■ **DO THIS**
Give back every line exactly as it appears, pictures excluded.

[Structured figure records]
>> START

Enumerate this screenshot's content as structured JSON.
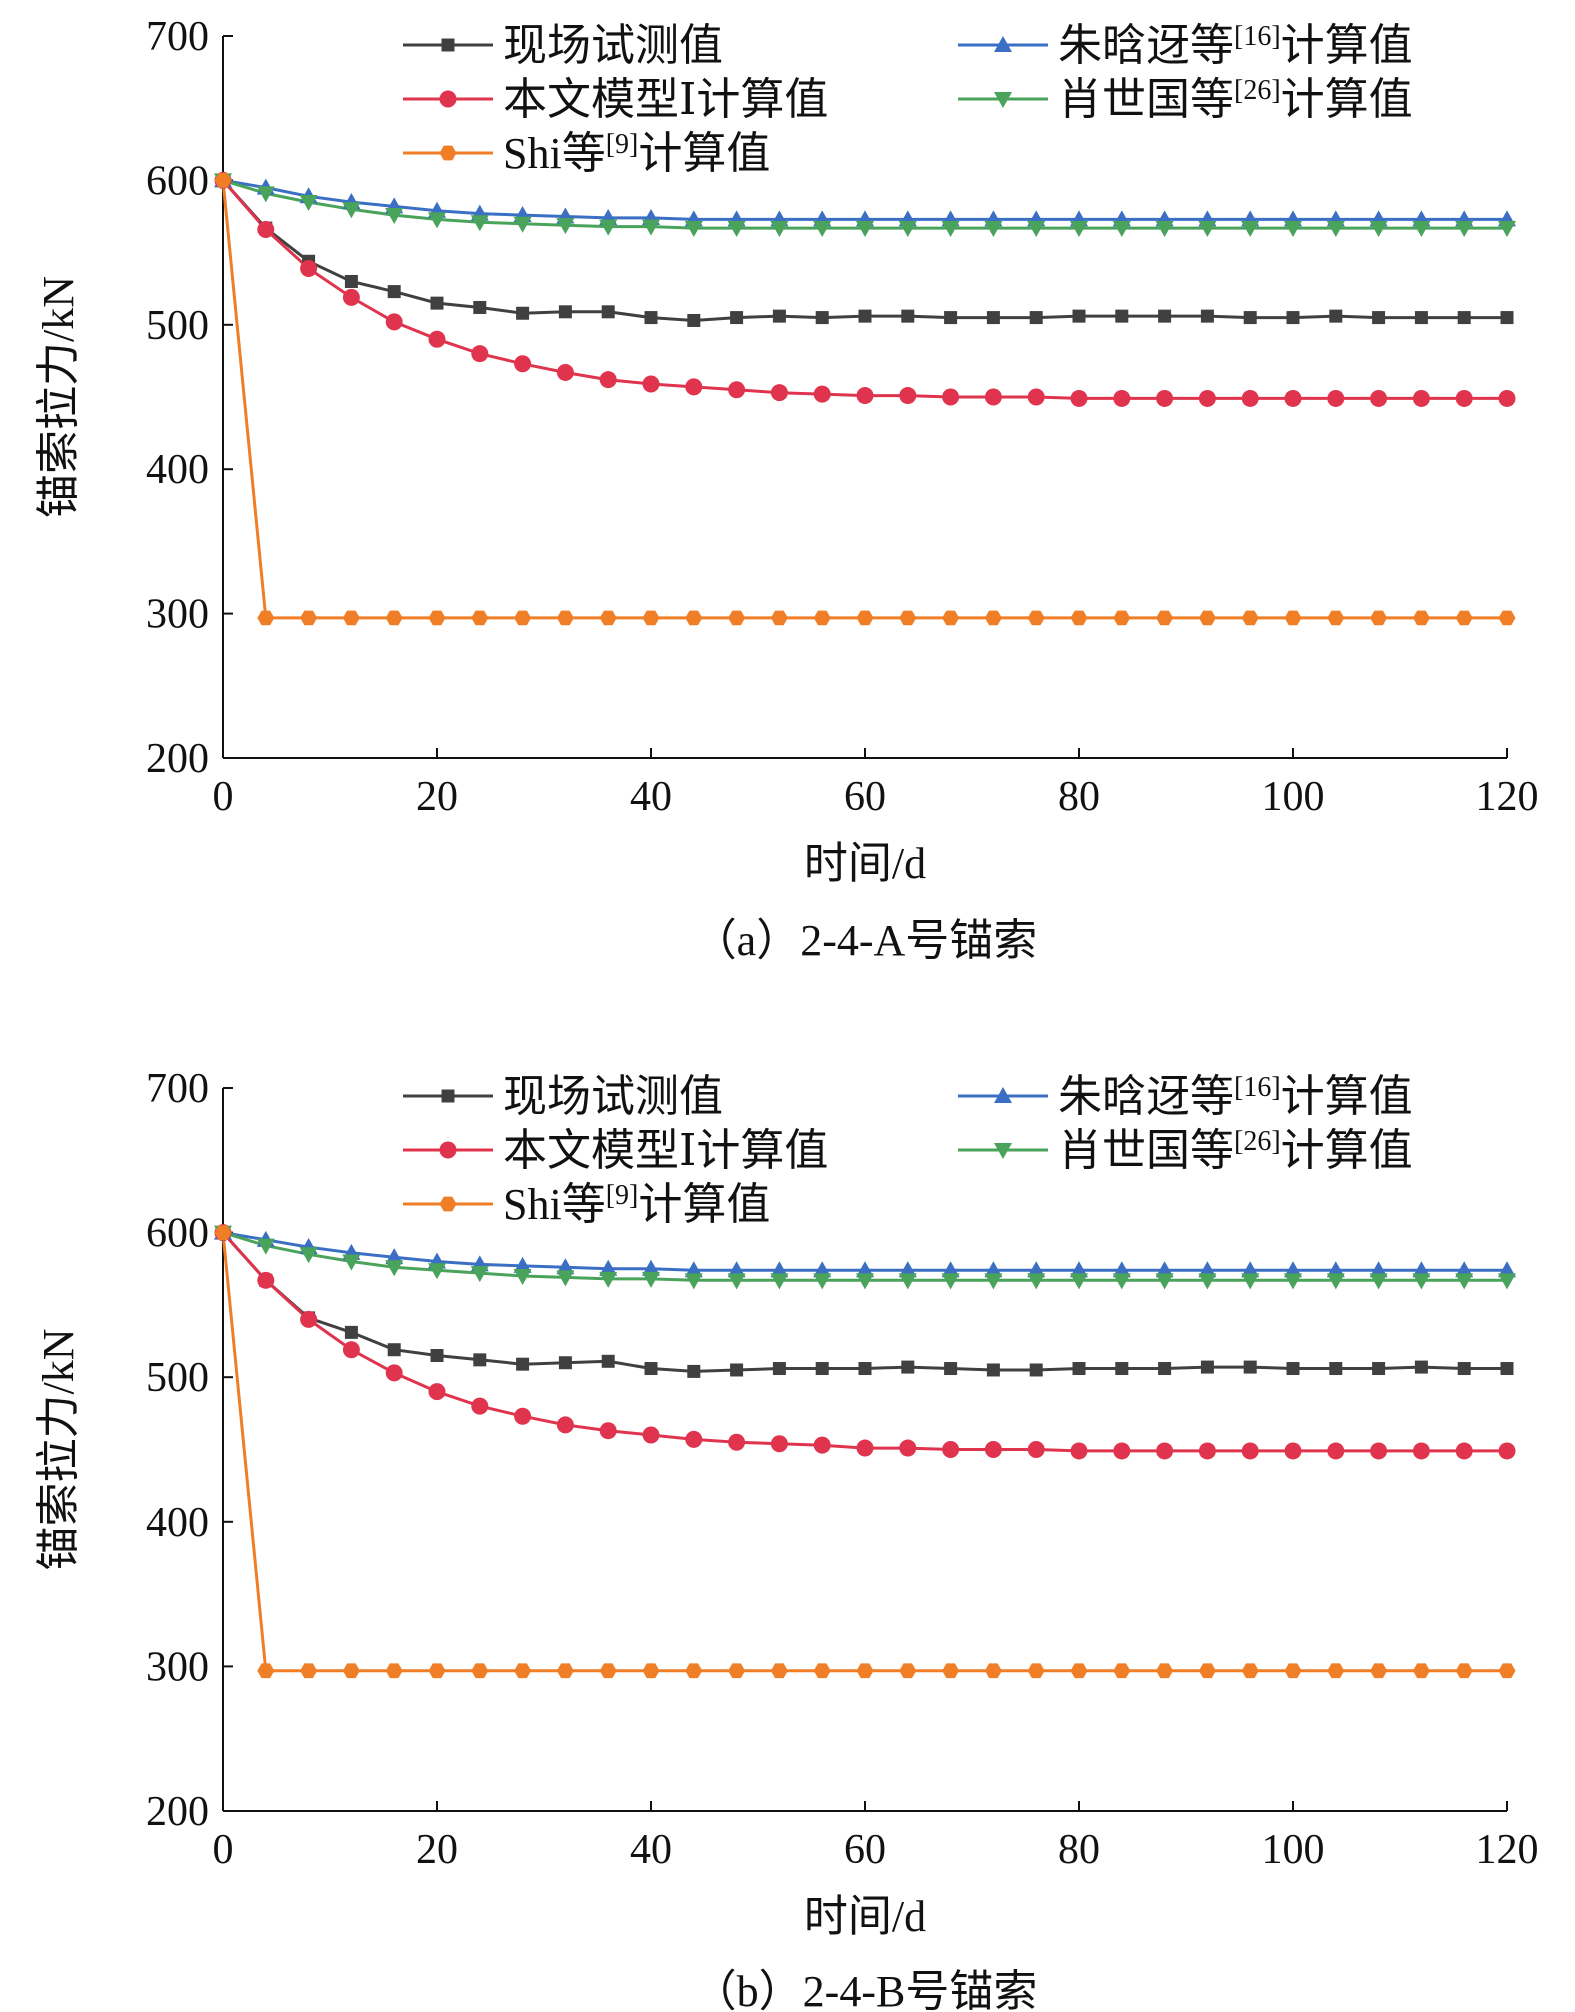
{
  "chart_data": [
    {
      "type": "line",
      "caption": "（a）2-4-A号锚索",
      "xlabel": "时间/d",
      "ylabel": "锚索拉力/kN",
      "xlim": [
        0,
        120
      ],
      "ylim": [
        200,
        700
      ],
      "xticks": [
        0,
        20,
        40,
        60,
        80,
        100,
        120
      ],
      "yticks": [
        200,
        300,
        400,
        500,
        600,
        700
      ],
      "grid": false,
      "legend_position": "top",
      "x": [
        0,
        4,
        8,
        12,
        16,
        20,
        24,
        28,
        32,
        36,
        40,
        44,
        48,
        52,
        56,
        60,
        64,
        68,
        72,
        76,
        80,
        84,
        88,
        92,
        96,
        100,
        104,
        108,
        112,
        116,
        120
      ],
      "series": [
        {
          "name": "现场试测值",
          "color": "#404040",
          "marker": "square",
          "values": [
            600,
            567,
            544,
            530,
            523,
            515,
            512,
            508,
            509,
            509,
            505,
            503,
            505,
            506,
            505,
            506,
            506,
            505,
            505,
            505,
            506,
            506,
            506,
            506,
            505,
            505,
            506,
            505,
            505,
            505,
            505
          ]
        },
        {
          "name": "朱晗迓等[16]计算值",
          "color": "#3a6fc4",
          "marker": "triangle-up",
          "values": [
            600,
            595,
            589,
            585,
            582,
            579,
            577,
            576,
            575,
            574,
            574,
            573,
            573,
            573,
            573,
            573,
            573,
            573,
            573,
            573,
            573,
            573,
            573,
            573,
            573,
            573,
            573,
            573,
            573,
            573,
            573
          ]
        },
        {
          "name": "本文模型Ⅰ计算值",
          "color": "#e0344e",
          "marker": "circle",
          "values": [
            600,
            566,
            539,
            519,
            502,
            490,
            480,
            473,
            467,
            462,
            459,
            457,
            455,
            453,
            452,
            451,
            451,
            450,
            450,
            450,
            449,
            449,
            449,
            449,
            449,
            449,
            449,
            449,
            449,
            449,
            449
          ]
        },
        {
          "name": "肖世国等[26]计算值",
          "color": "#4aa35a",
          "marker": "triangle-down",
          "values": [
            600,
            591,
            585,
            580,
            576,
            573,
            571,
            570,
            569,
            568,
            568,
            567,
            567,
            567,
            567,
            567,
            567,
            567,
            567,
            567,
            567,
            567,
            567,
            567,
            567,
            567,
            567,
            567,
            567,
            567,
            567
          ]
        },
        {
          "name": "Shi等[9]计算值",
          "color": "#f07e26",
          "marker": "hexagon",
          "values": [
            600,
            297,
            297,
            297,
            297,
            297,
            297,
            297,
            297,
            297,
            297,
            297,
            297,
            297,
            297,
            297,
            297,
            297,
            297,
            297,
            297,
            297,
            297,
            297,
            297,
            297,
            297,
            297,
            297,
            297,
            297
          ]
        }
      ]
    },
    {
      "type": "line",
      "caption": "（b）2-4-B号锚索",
      "xlabel": "时间/d",
      "ylabel": "锚索拉力/kN",
      "xlim": [
        0,
        120
      ],
      "ylim": [
        200,
        700
      ],
      "xticks": [
        0,
        20,
        40,
        60,
        80,
        100,
        120
      ],
      "yticks": [
        200,
        300,
        400,
        500,
        600,
        700
      ],
      "grid": false,
      "legend_position": "top",
      "x": [
        0,
        4,
        8,
        12,
        16,
        20,
        24,
        28,
        32,
        36,
        40,
        44,
        48,
        52,
        56,
        60,
        64,
        68,
        72,
        76,
        80,
        84,
        88,
        92,
        96,
        100,
        104,
        108,
        112,
        116,
        120
      ],
      "series": [
        {
          "name": "现场试测值",
          "color": "#404040",
          "marker": "square",
          "values": [
            600,
            567,
            541,
            531,
            519,
            515,
            512,
            509,
            510,
            511,
            506,
            504,
            505,
            506,
            506,
            506,
            507,
            506,
            505,
            505,
            506,
            506,
            506,
            507,
            507,
            506,
            506,
            506,
            507,
            506,
            506
          ]
        },
        {
          "name": "朱晗迓等[16]计算值",
          "color": "#3a6fc4",
          "marker": "triangle-up",
          "values": [
            600,
            595,
            590,
            586,
            583,
            580,
            578,
            577,
            576,
            575,
            575,
            574,
            574,
            574,
            574,
            574,
            574,
            574,
            574,
            574,
            574,
            574,
            574,
            574,
            574,
            574,
            574,
            574,
            574,
            574,
            574
          ]
        },
        {
          "name": "本文模型Ⅰ计算值",
          "color": "#e0344e",
          "marker": "circle",
          "values": [
            600,
            567,
            540,
            519,
            503,
            490,
            480,
            473,
            467,
            463,
            460,
            457,
            455,
            454,
            453,
            451,
            451,
            450,
            450,
            450,
            449,
            449,
            449,
            449,
            449,
            449,
            449,
            449,
            449,
            449,
            449
          ]
        },
        {
          "name": "肖世国等[26]计算值",
          "color": "#4aa35a",
          "marker": "triangle-down",
          "values": [
            600,
            591,
            585,
            580,
            576,
            574,
            572,
            570,
            569,
            568,
            568,
            567,
            567,
            567,
            567,
            567,
            567,
            567,
            567,
            567,
            567,
            567,
            567,
            567,
            567,
            567,
            567,
            567,
            567,
            567,
            567
          ]
        },
        {
          "name": "Shi等[9]计算值",
          "color": "#f07e26",
          "marker": "hexagon",
          "values": [
            600,
            297,
            297,
            297,
            297,
            297,
            297,
            297,
            297,
            297,
            297,
            297,
            297,
            297,
            297,
            297,
            297,
            297,
            297,
            297,
            297,
            297,
            297,
            297,
            297,
            297,
            297,
            297,
            297,
            297,
            297
          ]
        }
      ]
    }
  ]
}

>> END

■ **RESULT FOR THIS EXERCISE**
Enumerate this screenshot's content as structured JSON.
{
  "chart_data": [
    {
      "type": "line",
      "caption": "（a）2-4-A号锚索",
      "xlabel": "时间/d",
      "ylabel": "锚索拉力/kN",
      "xlim": [
        0,
        120
      ],
      "ylim": [
        200,
        700
      ],
      "xticks": [
        0,
        20,
        40,
        60,
        80,
        100,
        120
      ],
      "yticks": [
        200,
        300,
        400,
        500,
        600,
        700
      ],
      "grid": false,
      "legend_position": "top",
      "x": [
        0,
        4,
        8,
        12,
        16,
        20,
        24,
        28,
        32,
        36,
        40,
        44,
        48,
        52,
        56,
        60,
        64,
        68,
        72,
        76,
        80,
        84,
        88,
        92,
        96,
        100,
        104,
        108,
        112,
        116,
        120
      ],
      "series": [
        {
          "name": "现场试测值",
          "color": "#404040",
          "marker": "square",
          "values": [
            600,
            567,
            544,
            530,
            523,
            515,
            512,
            508,
            509,
            509,
            505,
            503,
            505,
            506,
            505,
            506,
            506,
            505,
            505,
            505,
            506,
            506,
            506,
            506,
            505,
            505,
            506,
            505,
            505,
            505,
            505
          ]
        },
        {
          "name": "朱晗迓等[16]计算值",
          "color": "#3a6fc4",
          "marker": "triangle-up",
          "values": [
            600,
            595,
            589,
            585,
            582,
            579,
            577,
            576,
            575,
            574,
            574,
            573,
            573,
            573,
            573,
            573,
            573,
            573,
            573,
            573,
            573,
            573,
            573,
            573,
            573,
            573,
            573,
            573,
            573,
            573,
            573
          ]
        },
        {
          "name": "本文模型Ⅰ计算值",
          "color": "#e0344e",
          "marker": "circle",
          "values": [
            600,
            566,
            539,
            519,
            502,
            490,
            480,
            473,
            467,
            462,
            459,
            457,
            455,
            453,
            452,
            451,
            451,
            450,
            450,
            450,
            449,
            449,
            449,
            449,
            449,
            449,
            449,
            449,
            449,
            449,
            449
          ]
        },
        {
          "name": "肖世国等[26]计算值",
          "color": "#4aa35a",
          "marker": "triangle-down",
          "values": [
            600,
            591,
            585,
            580,
            576,
            573,
            571,
            570,
            569,
            568,
            568,
            567,
            567,
            567,
            567,
            567,
            567,
            567,
            567,
            567,
            567,
            567,
            567,
            567,
            567,
            567,
            567,
            567,
            567,
            567,
            567
          ]
        },
        {
          "name": "Shi等[9]计算值",
          "color": "#f07e26",
          "marker": "hexagon",
          "values": [
            600,
            297,
            297,
            297,
            297,
            297,
            297,
            297,
            297,
            297,
            297,
            297,
            297,
            297,
            297,
            297,
            297,
            297,
            297,
            297,
            297,
            297,
            297,
            297,
            297,
            297,
            297,
            297,
            297,
            297,
            297
          ]
        }
      ]
    },
    {
      "type": "line",
      "caption": "（b）2-4-B号锚索",
      "xlabel": "时间/d",
      "ylabel": "锚索拉力/kN",
      "xlim": [
        0,
        120
      ],
      "ylim": [
        200,
        700
      ],
      "xticks": [
        0,
        20,
        40,
        60,
        80,
        100,
        120
      ],
      "yticks": [
        200,
        300,
        400,
        500,
        600,
        700
      ],
      "grid": false,
      "legend_position": "top",
      "x": [
        0,
        4,
        8,
        12,
        16,
        20,
        24,
        28,
        32,
        36,
        40,
        44,
        48,
        52,
        56,
        60,
        64,
        68,
        72,
        76,
        80,
        84,
        88,
        92,
        96,
        100,
        104,
        108,
        112,
        116,
        120
      ],
      "series": [
        {
          "name": "现场试测值",
          "color": "#404040",
          "marker": "square",
          "values": [
            600,
            567,
            541,
            531,
            519,
            515,
            512,
            509,
            510,
            511,
            506,
            504,
            505,
            506,
            506,
            506,
            507,
            506,
            505,
            505,
            506,
            506,
            506,
            507,
            507,
            506,
            506,
            506,
            507,
            506,
            506
          ]
        },
        {
          "name": "朱晗迓等[16]计算值",
          "color": "#3a6fc4",
          "marker": "triangle-up",
          "values": [
            600,
            595,
            590,
            586,
            583,
            580,
            578,
            577,
            576,
            575,
            575,
            574,
            574,
            574,
            574,
            574,
            574,
            574,
            574,
            574,
            574,
            574,
            574,
            574,
            574,
            574,
            574,
            574,
            574,
            574,
            574
          ]
        },
        {
          "name": "本文模型Ⅰ计算值",
          "color": "#e0344e",
          "marker": "circle",
          "values": [
            600,
            567,
            540,
            519,
            503,
            490,
            480,
            473,
            467,
            463,
            460,
            457,
            455,
            454,
            453,
            451,
            451,
            450,
            450,
            450,
            449,
            449,
            449,
            449,
            449,
            449,
            449,
            449,
            449,
            449,
            449
          ]
        },
        {
          "name": "肖世国等[26]计算值",
          "color": "#4aa35a",
          "marker": "triangle-down",
          "values": [
            600,
            591,
            585,
            580,
            576,
            574,
            572,
            570,
            569,
            568,
            568,
            567,
            567,
            567,
            567,
            567,
            567,
            567,
            567,
            567,
            567,
            567,
            567,
            567,
            567,
            567,
            567,
            567,
            567,
            567,
            567
          ]
        },
        {
          "name": "Shi等[9]计算值",
          "color": "#f07e26",
          "marker": "hexagon",
          "values": [
            600,
            297,
            297,
            297,
            297,
            297,
            297,
            297,
            297,
            297,
            297,
            297,
            297,
            297,
            297,
            297,
            297,
            297,
            297,
            297,
            297,
            297,
            297,
            297,
            297,
            297,
            297,
            297,
            297,
            297,
            297
          ]
        }
      ]
    }
  ]
}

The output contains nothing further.